Records from a collection:
____

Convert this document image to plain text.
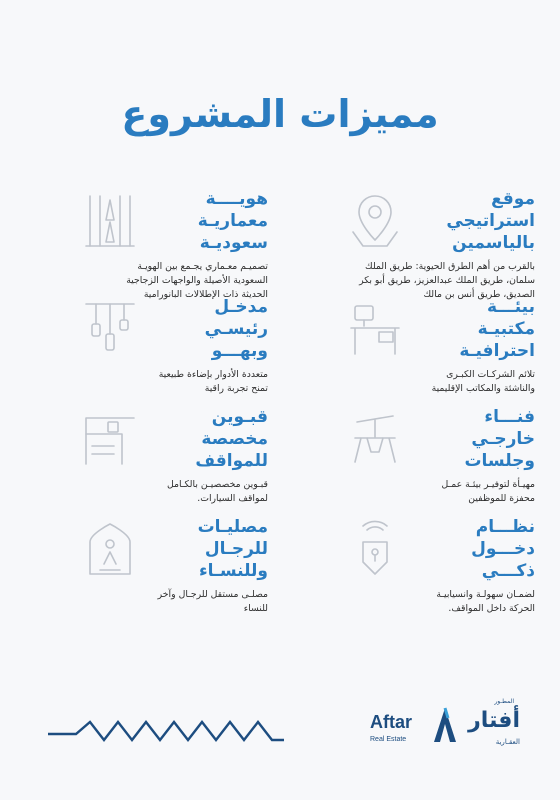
مميزات المشروع
موقع
استراتيجي
بالياسمين
بالقرب من أهم الطرق الحيوية: طريق الملك
سلمان، طريق الملك عبدالعزيز، طريق أبو بكر
الصديق، طريق أنس بن مالك
هويــــة
معماريـة
سعوديـة
تصميـم معـماري يجـمع بين الهويـة
السعودية الأصيلة والواجهات الزجاجية
الحديثة ذات الإطلالات البانورامية
بيئـــة
مكتبيـة
احترافيـة
تلائم الشركـات الكبـرى
والناشئة والمكاتب الإقليمية
مدخـل
رئيسـي
وبهـــو
متعددة الأدوار بإضاءة طبيعية
تمنح تجربة راقية
فنـــاء
خارجـي
وجلسات
مهيـأة لتوفيـر بيئـة عمـل
محفزة للموظفين
قبـوين
مخصصة
للمواقف
قبـوين مخصصيـن بالكـامل
لمواقف السيارات.
نظـــام
دخـــول
ذكـــي
لضمـان سهولـة وانسيابيـة
الحركة داخل المواقف.
مصليـات
للرجـال
وللنسـاء
مصلـى مستقل للرجـال وآخر
للنساء
Aftar
Real Estate
المطـور
أفتار
العقـارية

____

> _SHORT TASK_: Word for word, quote the full listing, omitting every picture.

> _RESPONSE TO THIS TASK_:
Convert this document image to plain text.
مميزات المشروع
موقع
استراتيجي
بالياسمين
بالقرب من أهم الطرق الحيوية: طريق الملك
سلمان، طريق الملك عبدالعزيز، طريق أبو بكر
الصديق، طريق أنس بن مالك
هويــــة
معماريـة
سعوديـة
تصميـم معـماري يجـمع بين الهويـة
السعودية الأصيلة والواجهات الزجاجية
الحديثة ذات الإطلالات البانورامية
بيئـــة
مكتبيـة
احترافيـة
تلائم الشركـات الكبـرى
والناشئة والمكاتب الإقليمية
مدخـل
رئيسـي
وبهـــو
متعددة الأدوار بإضاءة طبيعية
تمنح تجربة راقية
فنـــاء
خارجـي
وجلسات
مهيـأة لتوفيـر بيئـة عمـل
محفزة للموظفين
قبـوين
مخصصة
للمواقف
قبـوين مخصصيـن بالكـامل
لمواقف السيارات.
نظـــام
دخـــول
ذكـــي
لضمـان سهولـة وانسيابيـة
الحركة داخل المواقف.
مصليـات
للرجـال
وللنسـاء
مصلـى مستقل للرجـال وآخر
للنساء
Aftar
Real Estate
المطـور
أفتار
العقـارية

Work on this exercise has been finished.